**WHAT THE TASK ASKS:** In your copy, leave out the pictures and repeat the entries below exactly.

**ITEMS:**
--- BEGIN ---

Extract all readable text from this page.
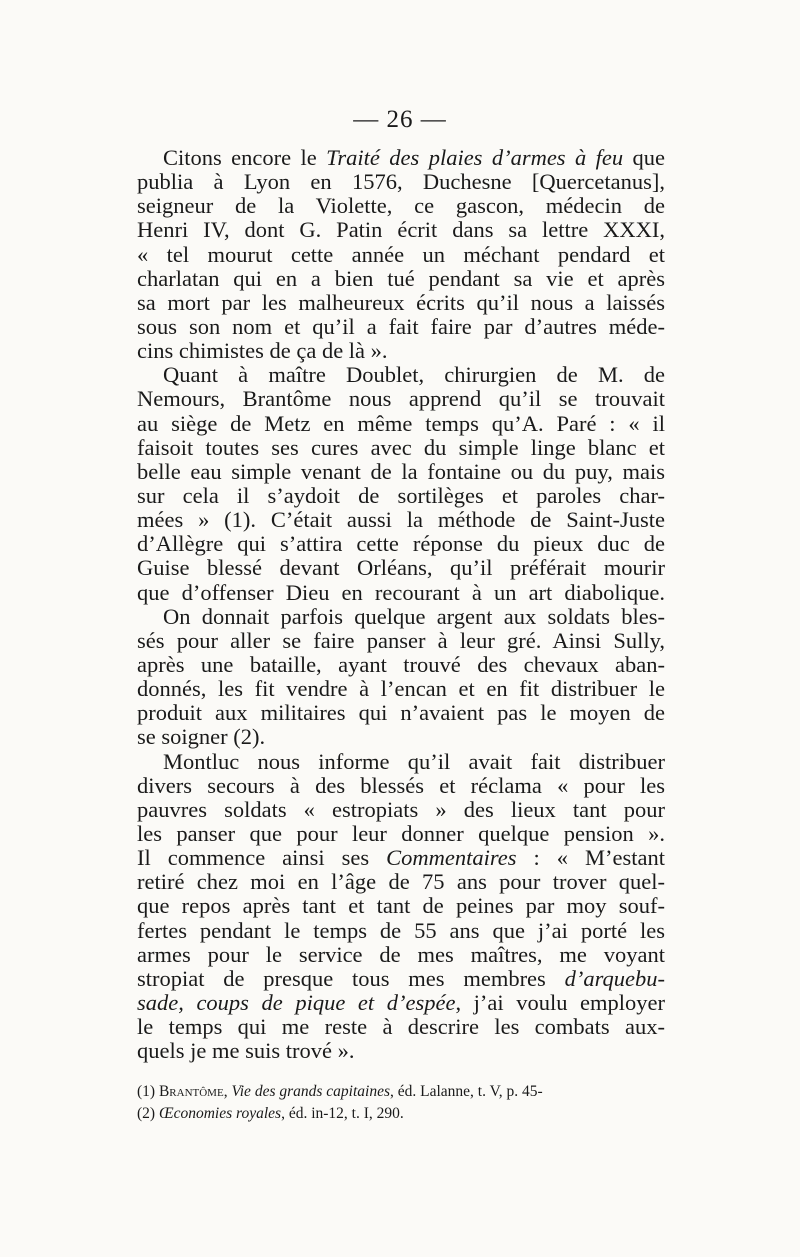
— 26 —
Citons encore le Traité des plaies d’armes à feu que
publia à Lyon en 1576, Duchesne [Quercetanus],
seigneur de la Violette, ce gascon, médecin de
Henri IV, dont G. Patin écrit dans sa lettre XXXI,
« tel mourut cette année un méchant pendard et
charlatan qui en a bien tué pendant sa vie et après
sa mort par les malheureux écrits qu’il nous a laissés
sous son nom et qu’il a fait faire par d’autres méde-
cins chimistes de ça de là ».
Quant à maître Doublet, chirurgien de M. de
Nemours, Brantôme nous apprend qu’il se trouvait
au siège de Metz en même temps qu’A. Paré : « il
faisoit toutes ses cures avec du simple linge blanc et
belle eau simple venant de la fontaine ou du puy, mais
sur cela il s’aydoit de sortilèges et paroles char-
mées » (1). C’était aussi la méthode de Saint-Juste
d’Allègre qui s’attira cette réponse du pieux duc de
Guise blessé devant Orléans, qu’il préférait mourir
que d’offenser Dieu en recourant à un art diabolique.
On donnait parfois quelque argent aux soldats bles-
sés pour aller se faire panser à leur gré. Ainsi Sully,
après une bataille, ayant trouvé des chevaux aban-
donnés, les fit vendre à l’encan et en fit distribuer le
produit aux militaires qui n’avaient pas le moyen de
se soigner (2).
Montluc nous informe qu’il avait fait distribuer
divers secours à des blessés et réclama « pour les
pauvres soldats « estropiats » des lieux tant pour
les panser que pour leur donner quelque pension ».
Il commence ainsi ses Commentaires : « M’estant
retiré chez moi en l’âge de 75 ans pour trover quel-
que repos après tant et tant de peines par moy souf-
fertes pendant le temps de 55 ans que j’ai porté les
armes pour le service de mes maîtres, me voyant
stropiat de presque tous mes membres d’arquebu-
sade, coups de pique et d’espée, j’ai voulu employer
le temps qui me reste à descrire les combats aux-
quels je me suis trové ».
(1) Brantôme, Vie des grands capitaines, éd. Lalanne, t. V, p. 45-
(2) Œconomies royales, éd. in-12, t. I, 290.
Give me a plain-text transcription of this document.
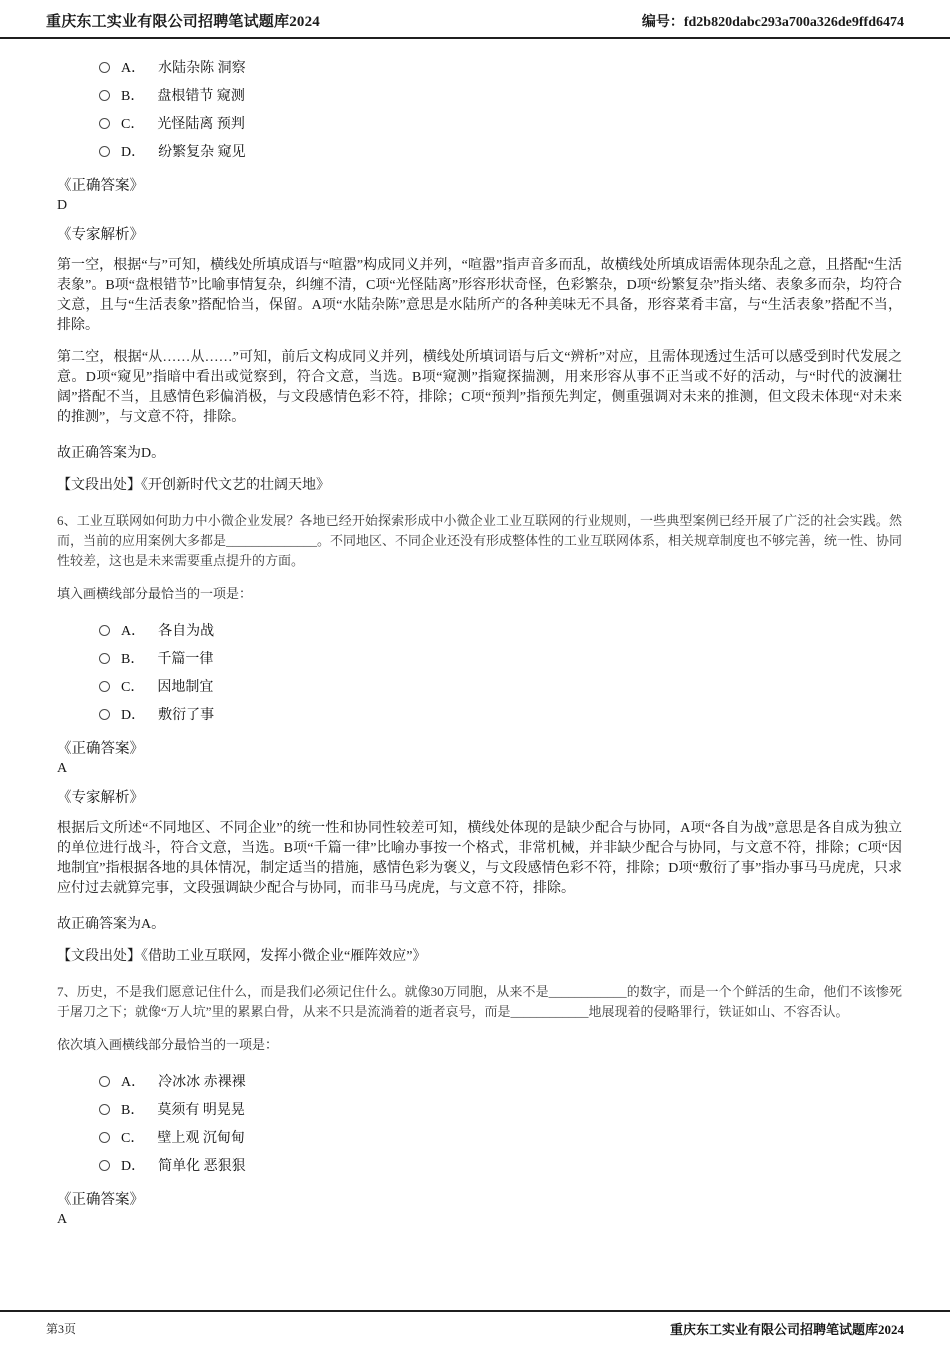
重庆东工实业有限公司招聘笔试题库2024	编号：fd2b820dabc293a700a326de9ffd6474
A． 水陆杂陈 洞察
B． 盘根错节 窥测
C． 光怪陆离 预判
D． 纷繁复杂 窥见
《正确答案》
D
《专家解析》

第一空，根据“与”可知，横线处所填成语与“喧嚣”构成同义并列，“喧嚣”指声音多而乱，故横线处所填成语需体现杂乱之意，且搭配“生活表象”。B项“盘根错节”比喻事情复杂，纠缠不清，C项“光怪陆离”形容形状奇怪，色彩繁杂，D项“纷繁复杂”指头绪、表象多而杂，均符合文意，且与“生活表象”搭配恰当，保留。A项“水陆杂陈”意思是水陆所产的各种美味无不具备，形容菜肴丰富，与“生活表象”搭配不当，排除。

第二空，根据“从……从……”可知，前后文构成同义并列，横线处所填词语与后文“辨析”对应，且需体现透过生活可以感受到时代发展之意。D项“窥见”指暗中看出或觉察到，符合文意，当选。B项“窥测”指窥探揣测，用来形容从事不正当或不好的活动，与“时代的波澜壮阔”搭配不当，且感情色彩偏消极，与文段感情色彩不符，排除；C项“预判”指预先判定，侧重强调对未来的推测，但文段未体现“对未来的推测”，与文意不符，排除。

故正确答案为D。
【文段出处】《开创新时代文艺的壮阔天地》

6、工业互联网如何助力中小微企业发展？各地已经开始探索形成中小微企业工业互联网的行业规则，一些典型案例已经开展了广泛的社会实践。然而，当前的应用案例大多都是______________。不同地区、不同企业还没有形成整体性的工业互联网体系，相关规章制度也不够完善，统一性、协同性较差，这也是未来需要重点提升的方面。

填入画横线部分最恰当的一项是：
A． 各自为战
B． 千篇一律
C． 因地制宜
D． 敷衍了事
《正确答案》
A
《专家解析》

根据后文所述“不同地区、不同企业”的统一性和协同性较差可知，横线处体现的是缺少配合与协同，A项“各自为战”意思是各自成为独立的单位进行战斗，符合文意，当选。B项“千篇一律”比喻办事按一个格式，非常机械，并非缺少配合与协同，与文意不符，排除；C项“因地制宜”指根据各地的具体情况，制定适当的措施，感情色彩为褒义，与文段感情色彩不符，排除；D项“敷衍了事”指办事马马虎虎，只求应付过去就算完事，文段强调缺少配合与协同，而非马马虎虎，与文意不符，排除。

故正确答案为A。
【文段出处】《借助工业互联网，发挥小微企业“雁阵效应”》

7、历史，不是我们愿意记住什么，而是我们必须记住什么。就像30万同胞，从来不是____________的数字，而是一个个鲜活的生命，他们不该惨死于屠刀之下；就像“万人坑”里的累累白骨，从来不只是流淌着的逝者哀号，而是____________地展现着的侵略罪行，铁证如山、不容否认。

依次填入画横线部分最恰当的一项是：
A． 冷冰冰 赤裸裸
B． 莫须有 明晃晃
C． 壁上观 沉甸甸
D． 简单化 恶狠狠
《正确答案》
A
第3页	重庆东工实业有限公司招聘笔试题库2024
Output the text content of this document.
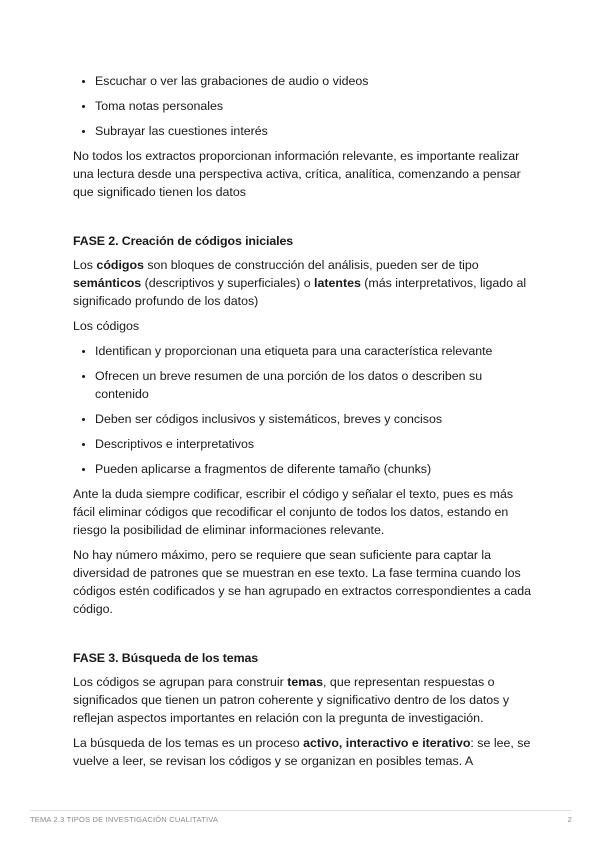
• Escuchar o ver las grabaciones de audio o videos
• Toma notas personales
• Subrayar las cuestiones interés

No todos los extractos proporcionan información relevante, es importante realizar una lectura desde una perspectiva activa, crítica, analítica, comenzando a pensar que significado tienen los datos

FASE 2. Creación de códigos iniciales

Los códigos son bloques de construcción del análisis, pueden ser de tipo semánticos (descriptivos y superficiales) o latentes (más interpretativos, ligado al significado profundo de los datos)

Los códigos

• Identifican y proporcionan una etiqueta para una característica relevante
• Ofrecen un breve resumen de una porción de los datos o describen su contenido
• Deben ser códigos inclusivos y sistemáticos, breves y concisos
• Descriptivos e interpretativos
• Pueden aplicarse a fragmentos de diferente tamaño (chunks)

Ante la duda siempre codificar, escribir el código y señalar el texto, pues es más fácil eliminar códigos que recodificar el conjunto de todos los datos, estando en riesgo la posibilidad de eliminar informaciones relevante.

No hay número máximo, pero se requiere que sean suficiente para captar la diversidad de patrones que se muestran en ese texto. La fase termina cuando los códigos estén codificados y se han agrupado en extractos correspondientes a cada código.

FASE 3. Búsqueda de los temas

Los códigos se agrupan para construir temas, que representan respuestas o significados que tienen un patron coherente y significativo dentro de los datos y reflejan aspectos importantes en relación con la pregunta de investigación.

La búsqueda de los temas es un proceso activo, interactivo e iterativo: se lee, se vuelve a leer, se revisan los códigos y se organizan en posibles temas. A

TEMA 2.3 TIPOS DE INVESTIGACIÓN CUALITATIVA	2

--- END ---

**TASK SOLUTION:**
Extract all readable text from this page.
— 26 —
Citons encore le Traité des plaies d’armes à feu que
publia à Lyon en 1576, Duchesne [Quercetanus],
seigneur de la Violette, ce gascon, médecin de
Henri IV, dont G. Patin écrit dans sa lettre XXXI,
« tel mourut cette année un méchant pendard et
charlatan qui en a bien tué pendant sa vie et après
sa mort par les malheureux écrits qu’il nous a laissés
sous son nom et qu’il a fait faire par d’autres méde-
cins chimistes de ça de là ».
Quant à maître Doublet, chirurgien de M. de
Nemours, Brantôme nous apprend qu’il se trouvait
au siège de Metz en même temps qu’A. Paré : « il
faisoit toutes ses cures avec du simple linge blanc et
belle eau simple venant de la fontaine ou du puy, mais
sur cela il s’aydoit de sortilèges et paroles char-
mées » (1). C’était aussi la méthode de Saint-Juste
d’Allègre qui s’attira cette réponse du pieux duc de
Guise blessé devant Orléans, qu’il préférait mourir
que d’offenser Dieu en recourant à un art diabolique.
On donnait parfois quelque argent aux soldats bles-
sés pour aller se faire panser à leur gré. Ainsi Sully,
après une bataille, ayant trouvé des chevaux aban-
donnés, les fit vendre à l’encan et en fit distribuer le
produit aux militaires qui n’avaient pas le moyen de
se soigner (2).
Montluc nous informe qu’il avait fait distribuer
divers secours à des blessés et réclama « pour les
pauvres soldats « estropiats » des lieux tant pour
les panser que pour leur donner quelque pension ».
Il commence ainsi ses Commentaires : « M’estant
retiré chez moi en l’âge de 75 ans pour trover quel-
que repos après tant et tant de peines par moy souf-
fertes pendant le temps de 55 ans que j’ai porté les
armes pour le service de mes maîtres, me voyant
stropiat de presque tous mes membres d’arquebu-
sade, coups de pique et d’espée, j’ai voulu employer
le temps qui me reste à descrire les combats aux-
quels je me suis trové ».
(1) Brantôme, Vie des grands capitaines, éd. Lalanne, t. V, p. 45-
(2) Œconomies royales, éd. in-12, t. I, 290.
Give me a plain-text transcription of this document.
重庆东工实业有限公司招聘笔试题库2024	编号：fd2b820dabc293a700a326de9ffd6474
A． 水陆杂陈 洞察
B． 盘根错节 窥测
C． 光怪陆离 预判
D． 纷繁复杂 窥见
《正确答案》
D
《专家解析》

第一空，根据“与”可知，横线处所填成语与“喧嚣”构成同义并列，“喧嚣”指声音多而乱，故横线处所填成语需体现杂乱之意，且搭配“生活表象”。B项“盘根错节”比喻事情复杂，纠缠不清，C项“光怪陆离”形容形状奇怪，色彩繁杂，D项“纷繁复杂”指头绪、表象多而杂，均符合文意，且与“生活表象”搭配恰当，保留。A项“水陆杂陈”意思是水陆所产的各种美味无不具备，形容菜肴丰富，与“生活表象”搭配不当，排除。

第二空，根据“从……从……”可知，前后文构成同义并列，横线处所填词语与后文“辨析”对应，且需体现透过生活可以感受到时代发展之意。D项“窥见”指暗中看出或觉察到，符合文意，当选。B项“窥测”指窥探揣测，用来形容从事不正当或不好的活动，与“时代的波澜壮阔”搭配不当，且感情色彩偏消极，与文段感情色彩不符，排除；C项“预判”指预先判定，侧重强调对未来的推测，但文段未体现“对未来的推测”，与文意不符，排除。

故正确答案为D。
【文段出处】《开创新时代文艺的壮阔天地》

6、工业互联网如何助力中小微企业发展？各地已经开始探索形成中小微企业工业互联网的行业规则，一些典型案例已经开展了广泛的社会实践。然而，当前的应用案例大多都是______________。不同地区、不同企业还没有形成整体性的工业互联网体系，相关规章制度也不够完善，统一性、协同性较差，这也是未来需要重点提升的方面。

填入画横线部分最恰当的一项是：
A． 各自为战
B． 千篇一律
C． 因地制宜
D． 敷衍了事
《正确答案》
A
《专家解析》

根据后文所述“不同地区、不同企业”的统一性和协同性较差可知，横线处体现的是缺少配合与协同，A项“各自为战”意思是各自成为独立的单位进行战斗，符合文意，当选。B项“千篇一律”比喻办事按一个格式，非常机械，并非缺少配合与协同，与文意不符，排除；C项“因地制宜”指根据各地的具体情况，制定适当的措施，感情色彩为褒义，与文段感情色彩不符，排除；D项“敷衍了事”指办事马马虎虎，只求应付过去就算完事，文段强调缺少配合与协同，而非马马虎虎，与文意不符，排除。

故正确答案为A。
【文段出处】《借助工业互联网，发挥小微企业“雁阵效应”》

7、历史，不是我们愿意记住什么，而是我们必须记住什么。就像30万同胞，从来不是____________的数字，而是一个个鲜活的生命，他们不该惨死于屠刀之下；就像“万人坑”里的累累白骨，从来不只是流淌着的逝者哀号，而是____________地展现着的侵略罪行，铁证如山、不容否认。

依次填入画横线部分最恰当的一项是：
A． 冷冰冰 赤裸裸
B． 莫须有 明晃晃
C． 壁上观 沉甸甸
D． 简单化 恶狠狠
《正确答案》
A
第3页	重庆东工实业有限公司招聘笔试题库2024
Output the text content of this document.
• Escuchar o ver las grabaciones de audio o videos
• Toma notas personales
• Subrayar las cuestiones interés

No todos los extractos proporcionan información relevante, es importante realizar una lectura desde una perspectiva activa, crítica, analítica, comenzando a pensar que significado tienen los datos

FASE 2. Creación de códigos iniciales

Los códigos son bloques de construcción del análisis, pueden ser de tipo semánticos (descriptivos y superficiales) o latentes (más interpretativos, ligado al significado profundo de los datos)

Los códigos

• Identifican y proporcionan una etiqueta para una característica relevante
• Ofrecen un breve resumen de una porción de los datos o describen su contenido
• Deben ser códigos inclusivos y sistemáticos, breves y concisos
• Descriptivos e interpretativos
• Pueden aplicarse a fragmentos de diferente tamaño (chunks)

Ante la duda siempre codificar, escribir el código y señalar el texto, pues es más fácil eliminar códigos que recodificar el conjunto de todos los datos, estando en riesgo la posibilidad de eliminar informaciones relevante.

No hay número máximo, pero se requiere que sean suficiente para captar la diversidad de patrones que se muestran en ese texto. La fase termina cuando los códigos estén codificados y se han agrupado en extractos correspondientes a cada código.

FASE 3. Búsqueda de los temas

Los códigos se agrupan para construir temas, que representan respuestas o significados que tienen un patron coherente y significativo dentro de los datos y reflejan aspectos importantes en relación con la pregunta de investigación.

La búsqueda de los temas es un proceso activo, interactivo e iterativo: se lee, se vuelve a leer, se revisan los códigos y se organizan en posibles temas. A

TEMA 2.3 TIPOS DE INVESTIGACIÓN CUALITATIVA	2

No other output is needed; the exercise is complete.